- _Exercise objective_: Drop the images; return everything else in the listing below exactly.

[Dataset records on visual material]
==========

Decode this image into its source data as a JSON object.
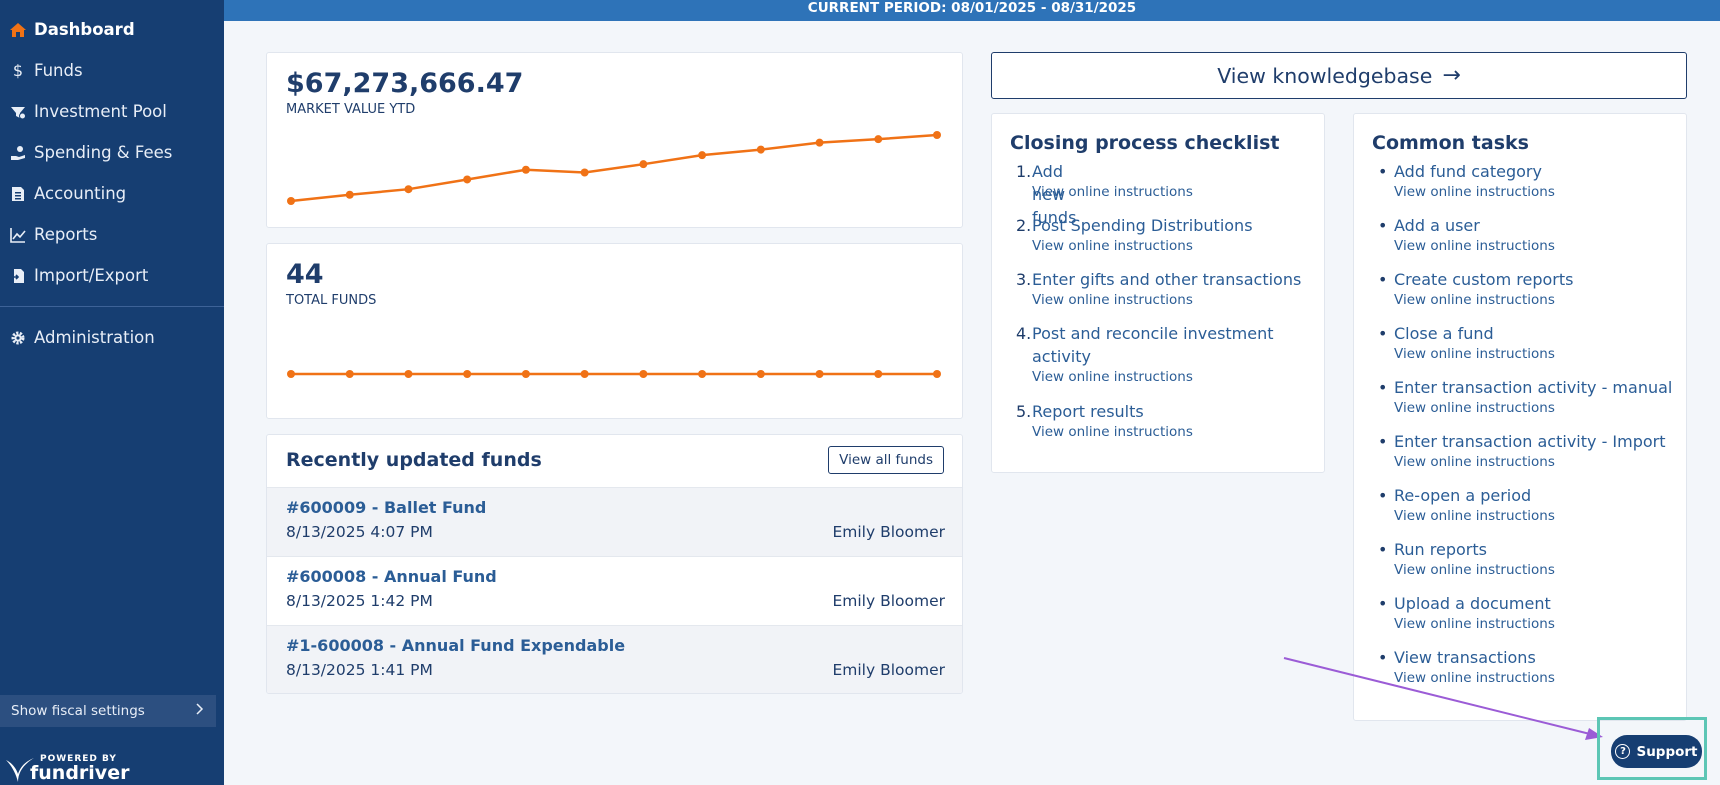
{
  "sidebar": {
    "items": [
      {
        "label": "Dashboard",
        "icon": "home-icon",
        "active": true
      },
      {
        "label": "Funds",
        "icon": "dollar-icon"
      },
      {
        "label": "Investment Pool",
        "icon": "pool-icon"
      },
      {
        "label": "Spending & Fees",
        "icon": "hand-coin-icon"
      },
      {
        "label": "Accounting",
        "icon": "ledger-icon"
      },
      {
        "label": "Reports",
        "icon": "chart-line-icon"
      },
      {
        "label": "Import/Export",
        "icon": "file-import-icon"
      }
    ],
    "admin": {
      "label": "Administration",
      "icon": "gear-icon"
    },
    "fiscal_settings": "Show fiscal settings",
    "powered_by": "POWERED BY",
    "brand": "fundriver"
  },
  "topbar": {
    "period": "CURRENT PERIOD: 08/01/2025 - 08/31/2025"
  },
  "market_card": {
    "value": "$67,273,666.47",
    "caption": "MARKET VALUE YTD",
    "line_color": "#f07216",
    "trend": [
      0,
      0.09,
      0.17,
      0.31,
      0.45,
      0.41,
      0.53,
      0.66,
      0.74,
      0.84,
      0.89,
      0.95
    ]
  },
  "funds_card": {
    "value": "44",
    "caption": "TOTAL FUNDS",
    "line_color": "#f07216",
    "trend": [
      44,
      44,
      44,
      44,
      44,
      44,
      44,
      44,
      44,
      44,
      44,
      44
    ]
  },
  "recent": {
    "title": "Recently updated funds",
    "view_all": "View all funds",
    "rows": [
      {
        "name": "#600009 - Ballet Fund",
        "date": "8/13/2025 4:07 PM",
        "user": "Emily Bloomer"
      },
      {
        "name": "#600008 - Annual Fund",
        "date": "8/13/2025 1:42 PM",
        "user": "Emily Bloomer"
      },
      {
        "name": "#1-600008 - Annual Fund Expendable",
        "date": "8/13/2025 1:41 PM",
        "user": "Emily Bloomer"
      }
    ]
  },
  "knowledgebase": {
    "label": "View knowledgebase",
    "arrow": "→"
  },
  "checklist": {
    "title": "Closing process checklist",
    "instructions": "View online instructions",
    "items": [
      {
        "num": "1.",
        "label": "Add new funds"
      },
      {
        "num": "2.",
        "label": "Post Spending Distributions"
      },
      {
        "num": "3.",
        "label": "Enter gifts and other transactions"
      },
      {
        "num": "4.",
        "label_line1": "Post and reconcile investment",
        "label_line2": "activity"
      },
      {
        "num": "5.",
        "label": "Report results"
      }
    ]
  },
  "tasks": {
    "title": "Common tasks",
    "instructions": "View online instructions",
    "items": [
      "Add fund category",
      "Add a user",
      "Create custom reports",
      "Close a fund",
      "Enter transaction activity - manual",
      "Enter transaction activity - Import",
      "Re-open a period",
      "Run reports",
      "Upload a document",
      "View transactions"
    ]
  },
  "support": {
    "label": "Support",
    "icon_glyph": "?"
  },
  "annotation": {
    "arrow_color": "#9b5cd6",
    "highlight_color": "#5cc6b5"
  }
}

==========

- _Exercise answer_:
Decode this image into its source data as a JSON object.
{
  "sidebar": {
    "items": [
      {
        "label": "Dashboard",
        "icon": "home-icon",
        "active": true
      },
      {
        "label": "Funds",
        "icon": "dollar-icon"
      },
      {
        "label": "Investment Pool",
        "icon": "pool-icon"
      },
      {
        "label": "Spending & Fees",
        "icon": "hand-coin-icon"
      },
      {
        "label": "Accounting",
        "icon": "ledger-icon"
      },
      {
        "label": "Reports",
        "icon": "chart-line-icon"
      },
      {
        "label": "Import/Export",
        "icon": "file-import-icon"
      }
    ],
    "admin": {
      "label": "Administration",
      "icon": "gear-icon"
    },
    "fiscal_settings": "Show fiscal settings",
    "powered_by": "POWERED BY",
    "brand": "fundriver"
  },
  "topbar": {
    "period": "CURRENT PERIOD: 08/01/2025 - 08/31/2025"
  },
  "market_card": {
    "value": "$67,273,666.47",
    "caption": "MARKET VALUE YTD",
    "line_color": "#f07216",
    "trend": [
      0,
      0.09,
      0.17,
      0.31,
      0.45,
      0.41,
      0.53,
      0.66,
      0.74,
      0.84,
      0.89,
      0.95
    ]
  },
  "funds_card": {
    "value": "44",
    "caption": "TOTAL FUNDS",
    "line_color": "#f07216",
    "trend": [
      44,
      44,
      44,
      44,
      44,
      44,
      44,
      44,
      44,
      44,
      44,
      44
    ]
  },
  "recent": {
    "title": "Recently updated funds",
    "view_all": "View all funds",
    "rows": [
      {
        "name": "#600009 - Ballet Fund",
        "date": "8/13/2025 4:07 PM",
        "user": "Emily Bloomer"
      },
      {
        "name": "#600008 - Annual Fund",
        "date": "8/13/2025 1:42 PM",
        "user": "Emily Bloomer"
      },
      {
        "name": "#1-600008 - Annual Fund Expendable",
        "date": "8/13/2025 1:41 PM",
        "user": "Emily Bloomer"
      }
    ]
  },
  "knowledgebase": {
    "label": "View knowledgebase",
    "arrow": "→"
  },
  "checklist": {
    "title": "Closing process checklist",
    "instructions": "View online instructions",
    "items": [
      {
        "num": "1.",
        "label": "Add new funds"
      },
      {
        "num": "2.",
        "label": "Post Spending Distributions"
      },
      {
        "num": "3.",
        "label": "Enter gifts and other transactions"
      },
      {
        "num": "4.",
        "label_line1": "Post and reconcile investment",
        "label_line2": "activity"
      },
      {
        "num": "5.",
        "label": "Report results"
      }
    ]
  },
  "tasks": {
    "title": "Common tasks",
    "instructions": "View online instructions",
    "items": [
      "Add fund category",
      "Add a user",
      "Create custom reports",
      "Close a fund",
      "Enter transaction activity - manual",
      "Enter transaction activity - Import",
      "Re-open a period",
      "Run reports",
      "Upload a document",
      "View transactions"
    ]
  },
  "support": {
    "label": "Support",
    "icon_glyph": "?"
  },
  "annotation": {
    "arrow_color": "#9b5cd6",
    "highlight_color": "#5cc6b5"
  }
}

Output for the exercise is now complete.